━━━━━ THE INPUT

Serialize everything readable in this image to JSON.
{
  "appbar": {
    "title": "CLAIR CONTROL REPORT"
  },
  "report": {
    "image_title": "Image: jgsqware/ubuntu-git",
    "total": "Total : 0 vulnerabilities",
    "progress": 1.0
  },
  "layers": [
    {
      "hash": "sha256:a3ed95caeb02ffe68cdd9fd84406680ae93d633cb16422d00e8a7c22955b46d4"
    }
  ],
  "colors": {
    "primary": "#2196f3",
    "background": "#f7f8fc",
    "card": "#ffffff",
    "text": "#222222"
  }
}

━━━━━━━━━━

* STATED EXERCISE:
Reproduce the material verbatim, line by line.

* EXERCISE RESULT:
Serialize everything readable in this image to JSON.
{
  "appbar": {
    "title": "CLAIR CONTROL REPORT"
  },
  "report": {
    "image_title": "Image: jgsqware/ubuntu-git",
    "total": "Total : 0 vulnerabilities",
    "progress": 1.0
  },
  "layers": [
    {
      "hash": "sha256:a3ed95caeb02ffe68cdd9fd84406680ae93d633cb16422d00e8a7c22955b46d4"
    }
  ],
  "colors": {
    "primary": "#2196f3",
    "background": "#f7f8fc",
    "card": "#ffffff",
    "text": "#222222"
  }
}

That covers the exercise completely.